Figure content listings —

===============

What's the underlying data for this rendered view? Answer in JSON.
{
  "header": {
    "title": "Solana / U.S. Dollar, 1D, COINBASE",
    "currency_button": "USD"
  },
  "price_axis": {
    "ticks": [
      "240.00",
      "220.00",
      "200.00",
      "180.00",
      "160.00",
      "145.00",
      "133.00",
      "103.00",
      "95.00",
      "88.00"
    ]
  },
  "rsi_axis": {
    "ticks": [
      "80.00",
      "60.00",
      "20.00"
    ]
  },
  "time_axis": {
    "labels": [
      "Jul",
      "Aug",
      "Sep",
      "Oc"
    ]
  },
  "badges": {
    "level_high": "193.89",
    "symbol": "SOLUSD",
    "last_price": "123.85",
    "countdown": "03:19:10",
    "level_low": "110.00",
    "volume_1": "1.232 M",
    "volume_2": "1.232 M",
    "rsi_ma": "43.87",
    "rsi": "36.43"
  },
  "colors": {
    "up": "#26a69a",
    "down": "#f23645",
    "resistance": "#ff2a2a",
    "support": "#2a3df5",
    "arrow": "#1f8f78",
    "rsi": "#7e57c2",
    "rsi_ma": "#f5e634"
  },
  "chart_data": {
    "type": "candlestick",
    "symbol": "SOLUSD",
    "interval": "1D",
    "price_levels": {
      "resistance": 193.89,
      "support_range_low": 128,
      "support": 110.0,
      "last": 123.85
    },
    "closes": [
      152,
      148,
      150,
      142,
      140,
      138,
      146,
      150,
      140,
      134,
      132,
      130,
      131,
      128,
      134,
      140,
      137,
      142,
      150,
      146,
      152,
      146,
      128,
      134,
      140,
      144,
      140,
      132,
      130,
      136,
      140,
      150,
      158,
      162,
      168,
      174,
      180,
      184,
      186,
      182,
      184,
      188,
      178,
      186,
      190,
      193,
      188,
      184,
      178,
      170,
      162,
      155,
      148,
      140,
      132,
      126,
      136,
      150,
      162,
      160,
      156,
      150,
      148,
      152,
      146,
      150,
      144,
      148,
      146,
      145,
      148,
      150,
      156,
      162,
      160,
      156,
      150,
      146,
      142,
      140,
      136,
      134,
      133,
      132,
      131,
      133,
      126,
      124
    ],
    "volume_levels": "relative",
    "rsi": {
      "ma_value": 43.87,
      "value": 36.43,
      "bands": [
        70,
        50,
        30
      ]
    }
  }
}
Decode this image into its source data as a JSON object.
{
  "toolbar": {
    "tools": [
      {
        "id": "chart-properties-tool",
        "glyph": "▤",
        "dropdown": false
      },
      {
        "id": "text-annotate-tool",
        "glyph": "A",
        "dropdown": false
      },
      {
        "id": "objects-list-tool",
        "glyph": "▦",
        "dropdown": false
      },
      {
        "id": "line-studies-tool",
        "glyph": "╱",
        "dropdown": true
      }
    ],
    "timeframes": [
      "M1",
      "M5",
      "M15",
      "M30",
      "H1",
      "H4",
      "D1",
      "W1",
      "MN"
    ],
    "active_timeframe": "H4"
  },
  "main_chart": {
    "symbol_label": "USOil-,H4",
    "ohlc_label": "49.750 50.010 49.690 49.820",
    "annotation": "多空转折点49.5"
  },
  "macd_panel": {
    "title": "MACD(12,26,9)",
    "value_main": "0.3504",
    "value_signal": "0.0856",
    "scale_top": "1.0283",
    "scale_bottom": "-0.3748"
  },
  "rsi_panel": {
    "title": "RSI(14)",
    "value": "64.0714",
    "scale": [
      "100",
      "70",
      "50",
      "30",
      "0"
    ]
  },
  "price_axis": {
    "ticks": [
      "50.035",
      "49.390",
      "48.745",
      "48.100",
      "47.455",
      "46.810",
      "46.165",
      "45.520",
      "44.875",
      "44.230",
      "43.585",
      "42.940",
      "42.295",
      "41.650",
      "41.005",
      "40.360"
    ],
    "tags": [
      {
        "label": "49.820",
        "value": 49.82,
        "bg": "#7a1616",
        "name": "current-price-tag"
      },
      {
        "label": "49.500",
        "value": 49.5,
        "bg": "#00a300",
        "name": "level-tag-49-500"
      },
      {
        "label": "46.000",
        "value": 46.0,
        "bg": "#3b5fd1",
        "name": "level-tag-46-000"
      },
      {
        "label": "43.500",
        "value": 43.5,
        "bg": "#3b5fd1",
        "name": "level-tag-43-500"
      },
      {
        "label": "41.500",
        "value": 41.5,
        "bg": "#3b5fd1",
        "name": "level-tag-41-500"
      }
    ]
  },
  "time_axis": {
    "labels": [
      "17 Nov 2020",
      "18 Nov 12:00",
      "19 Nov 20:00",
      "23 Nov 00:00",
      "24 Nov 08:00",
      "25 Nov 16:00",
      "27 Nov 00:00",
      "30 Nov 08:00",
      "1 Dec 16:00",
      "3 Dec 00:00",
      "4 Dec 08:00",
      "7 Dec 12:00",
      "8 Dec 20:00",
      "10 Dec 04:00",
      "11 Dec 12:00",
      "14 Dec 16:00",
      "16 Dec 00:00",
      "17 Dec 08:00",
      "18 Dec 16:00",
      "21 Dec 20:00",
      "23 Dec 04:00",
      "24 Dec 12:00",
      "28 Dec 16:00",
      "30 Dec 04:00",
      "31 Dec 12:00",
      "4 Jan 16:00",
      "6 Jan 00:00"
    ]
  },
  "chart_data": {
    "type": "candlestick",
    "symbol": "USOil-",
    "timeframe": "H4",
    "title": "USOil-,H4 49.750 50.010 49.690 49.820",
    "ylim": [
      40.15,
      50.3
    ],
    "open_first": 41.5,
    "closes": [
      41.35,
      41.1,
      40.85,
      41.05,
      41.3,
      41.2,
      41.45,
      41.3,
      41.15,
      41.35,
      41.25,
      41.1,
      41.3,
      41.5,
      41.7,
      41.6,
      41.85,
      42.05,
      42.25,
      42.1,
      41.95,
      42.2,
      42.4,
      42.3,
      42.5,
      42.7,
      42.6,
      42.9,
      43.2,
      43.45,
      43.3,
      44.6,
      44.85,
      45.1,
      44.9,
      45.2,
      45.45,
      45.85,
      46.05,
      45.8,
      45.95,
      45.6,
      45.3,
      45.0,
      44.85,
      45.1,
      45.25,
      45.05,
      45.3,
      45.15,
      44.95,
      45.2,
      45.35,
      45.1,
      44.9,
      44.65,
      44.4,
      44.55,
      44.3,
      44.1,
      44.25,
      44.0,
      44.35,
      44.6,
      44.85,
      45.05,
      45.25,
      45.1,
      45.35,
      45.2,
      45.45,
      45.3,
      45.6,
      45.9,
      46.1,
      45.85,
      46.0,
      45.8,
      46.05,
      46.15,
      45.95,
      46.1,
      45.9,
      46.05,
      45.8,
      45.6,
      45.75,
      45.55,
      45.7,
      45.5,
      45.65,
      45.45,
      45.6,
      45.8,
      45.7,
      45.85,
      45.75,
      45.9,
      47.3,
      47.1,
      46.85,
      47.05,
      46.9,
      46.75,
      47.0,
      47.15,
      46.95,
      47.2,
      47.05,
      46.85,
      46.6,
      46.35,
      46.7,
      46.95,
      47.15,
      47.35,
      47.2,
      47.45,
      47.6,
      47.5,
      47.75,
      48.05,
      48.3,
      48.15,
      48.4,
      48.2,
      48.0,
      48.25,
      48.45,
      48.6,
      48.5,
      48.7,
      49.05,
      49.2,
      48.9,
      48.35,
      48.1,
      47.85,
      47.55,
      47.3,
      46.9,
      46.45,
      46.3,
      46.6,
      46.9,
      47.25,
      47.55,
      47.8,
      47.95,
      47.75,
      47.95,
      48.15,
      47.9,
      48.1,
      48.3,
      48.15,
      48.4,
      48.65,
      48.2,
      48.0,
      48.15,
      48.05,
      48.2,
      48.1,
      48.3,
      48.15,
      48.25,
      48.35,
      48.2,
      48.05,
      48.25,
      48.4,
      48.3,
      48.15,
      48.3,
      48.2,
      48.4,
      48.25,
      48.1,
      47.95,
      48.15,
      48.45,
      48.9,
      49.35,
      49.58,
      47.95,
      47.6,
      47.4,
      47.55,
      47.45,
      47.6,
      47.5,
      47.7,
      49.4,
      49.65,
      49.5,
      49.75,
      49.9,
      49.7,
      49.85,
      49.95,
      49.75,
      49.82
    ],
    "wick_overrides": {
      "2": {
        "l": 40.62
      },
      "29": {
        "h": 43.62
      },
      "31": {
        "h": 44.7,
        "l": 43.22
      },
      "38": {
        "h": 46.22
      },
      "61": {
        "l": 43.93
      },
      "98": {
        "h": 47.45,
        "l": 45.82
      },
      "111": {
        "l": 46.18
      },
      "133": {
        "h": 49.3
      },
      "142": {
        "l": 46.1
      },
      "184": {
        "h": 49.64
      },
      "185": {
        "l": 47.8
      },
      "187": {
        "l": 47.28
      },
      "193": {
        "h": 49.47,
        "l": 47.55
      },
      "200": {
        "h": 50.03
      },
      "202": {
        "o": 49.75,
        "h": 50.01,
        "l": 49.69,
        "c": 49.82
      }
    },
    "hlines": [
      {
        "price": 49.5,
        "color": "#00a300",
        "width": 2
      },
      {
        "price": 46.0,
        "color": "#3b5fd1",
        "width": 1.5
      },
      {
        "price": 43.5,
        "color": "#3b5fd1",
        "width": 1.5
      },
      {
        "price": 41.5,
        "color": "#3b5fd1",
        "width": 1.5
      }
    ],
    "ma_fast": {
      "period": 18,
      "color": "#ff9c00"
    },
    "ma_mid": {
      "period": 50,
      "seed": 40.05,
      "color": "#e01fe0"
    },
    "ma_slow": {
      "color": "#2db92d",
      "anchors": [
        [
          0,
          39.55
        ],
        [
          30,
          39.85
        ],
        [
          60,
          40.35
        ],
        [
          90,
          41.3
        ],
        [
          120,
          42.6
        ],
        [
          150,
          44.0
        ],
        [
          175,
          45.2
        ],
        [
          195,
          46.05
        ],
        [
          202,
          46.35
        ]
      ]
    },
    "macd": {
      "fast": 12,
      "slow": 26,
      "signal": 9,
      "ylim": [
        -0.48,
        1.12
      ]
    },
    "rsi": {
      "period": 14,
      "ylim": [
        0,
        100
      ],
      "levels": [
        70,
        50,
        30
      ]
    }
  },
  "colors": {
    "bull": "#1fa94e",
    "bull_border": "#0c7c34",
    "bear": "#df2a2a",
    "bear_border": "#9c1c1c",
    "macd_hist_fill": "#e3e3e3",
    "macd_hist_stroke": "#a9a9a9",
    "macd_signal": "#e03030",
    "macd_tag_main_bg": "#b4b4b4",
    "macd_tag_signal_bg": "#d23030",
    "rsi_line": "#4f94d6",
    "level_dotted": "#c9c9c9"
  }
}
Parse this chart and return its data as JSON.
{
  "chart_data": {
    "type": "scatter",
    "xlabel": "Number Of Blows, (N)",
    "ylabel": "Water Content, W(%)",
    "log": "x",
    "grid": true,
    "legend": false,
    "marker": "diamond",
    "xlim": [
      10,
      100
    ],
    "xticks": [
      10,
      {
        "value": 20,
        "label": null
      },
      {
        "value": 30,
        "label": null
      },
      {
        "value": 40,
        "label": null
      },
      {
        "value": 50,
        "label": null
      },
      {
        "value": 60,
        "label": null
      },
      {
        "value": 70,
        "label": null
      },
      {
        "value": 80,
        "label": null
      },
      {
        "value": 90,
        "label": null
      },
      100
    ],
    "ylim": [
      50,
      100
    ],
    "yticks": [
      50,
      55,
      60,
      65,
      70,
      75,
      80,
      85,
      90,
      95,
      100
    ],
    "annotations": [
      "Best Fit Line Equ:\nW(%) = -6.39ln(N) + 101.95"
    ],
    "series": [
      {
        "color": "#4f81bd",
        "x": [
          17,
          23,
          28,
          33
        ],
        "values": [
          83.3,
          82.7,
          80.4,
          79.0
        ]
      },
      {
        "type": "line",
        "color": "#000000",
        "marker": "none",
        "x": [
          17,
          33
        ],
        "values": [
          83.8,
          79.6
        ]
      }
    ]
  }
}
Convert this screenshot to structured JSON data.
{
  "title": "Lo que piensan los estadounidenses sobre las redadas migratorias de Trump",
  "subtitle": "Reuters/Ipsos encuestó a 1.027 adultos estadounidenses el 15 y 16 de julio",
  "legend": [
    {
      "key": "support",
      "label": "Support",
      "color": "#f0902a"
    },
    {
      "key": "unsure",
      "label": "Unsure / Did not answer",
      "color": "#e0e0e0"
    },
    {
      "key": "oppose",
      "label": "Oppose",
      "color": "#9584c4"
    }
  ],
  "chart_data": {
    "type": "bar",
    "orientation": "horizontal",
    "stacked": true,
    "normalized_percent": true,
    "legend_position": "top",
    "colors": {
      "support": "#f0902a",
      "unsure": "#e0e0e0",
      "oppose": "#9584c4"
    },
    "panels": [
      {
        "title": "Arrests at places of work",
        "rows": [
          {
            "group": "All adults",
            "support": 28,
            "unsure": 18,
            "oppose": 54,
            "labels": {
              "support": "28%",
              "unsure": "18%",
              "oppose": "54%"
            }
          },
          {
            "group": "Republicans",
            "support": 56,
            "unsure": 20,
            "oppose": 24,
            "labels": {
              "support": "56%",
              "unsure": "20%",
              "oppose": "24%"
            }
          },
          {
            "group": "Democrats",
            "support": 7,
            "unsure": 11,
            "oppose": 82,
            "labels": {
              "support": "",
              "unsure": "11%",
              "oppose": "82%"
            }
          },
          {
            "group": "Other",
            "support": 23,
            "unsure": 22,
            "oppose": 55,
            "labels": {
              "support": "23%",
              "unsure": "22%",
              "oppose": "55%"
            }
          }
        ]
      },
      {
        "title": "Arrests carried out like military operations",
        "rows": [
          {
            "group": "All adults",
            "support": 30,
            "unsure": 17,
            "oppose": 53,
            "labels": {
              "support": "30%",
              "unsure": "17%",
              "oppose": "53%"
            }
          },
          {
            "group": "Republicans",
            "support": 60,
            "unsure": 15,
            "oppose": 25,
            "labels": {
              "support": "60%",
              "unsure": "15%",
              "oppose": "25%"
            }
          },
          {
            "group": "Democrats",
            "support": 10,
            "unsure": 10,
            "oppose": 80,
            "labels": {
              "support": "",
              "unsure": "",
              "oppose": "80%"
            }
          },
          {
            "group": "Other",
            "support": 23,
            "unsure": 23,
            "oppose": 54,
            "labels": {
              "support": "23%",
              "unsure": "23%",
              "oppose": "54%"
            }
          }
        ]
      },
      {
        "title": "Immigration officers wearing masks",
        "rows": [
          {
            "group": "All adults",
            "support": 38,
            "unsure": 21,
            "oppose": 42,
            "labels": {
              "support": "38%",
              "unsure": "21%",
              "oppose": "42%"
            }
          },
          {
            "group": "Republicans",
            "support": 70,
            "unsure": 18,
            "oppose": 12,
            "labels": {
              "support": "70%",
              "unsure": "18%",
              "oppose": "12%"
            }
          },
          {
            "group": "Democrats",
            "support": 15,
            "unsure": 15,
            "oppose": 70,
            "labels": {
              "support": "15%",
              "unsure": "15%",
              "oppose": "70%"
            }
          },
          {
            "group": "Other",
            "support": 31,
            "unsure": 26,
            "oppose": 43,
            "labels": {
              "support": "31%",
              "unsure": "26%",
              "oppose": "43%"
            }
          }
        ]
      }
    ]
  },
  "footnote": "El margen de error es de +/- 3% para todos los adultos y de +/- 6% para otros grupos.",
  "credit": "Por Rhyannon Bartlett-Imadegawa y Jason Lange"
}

===============

REQUIRED WORK —
Gather all lines where the word "estadounidenses" appears.

THE REPLY —
  "title": "Lo que piensan los estadounidenses sobre las redadas migratorias de Trump",
  "subtitle": "Reuters/Ipsos encuestó a 1.027 adultos estadounidenses el 15 y 16 de julio",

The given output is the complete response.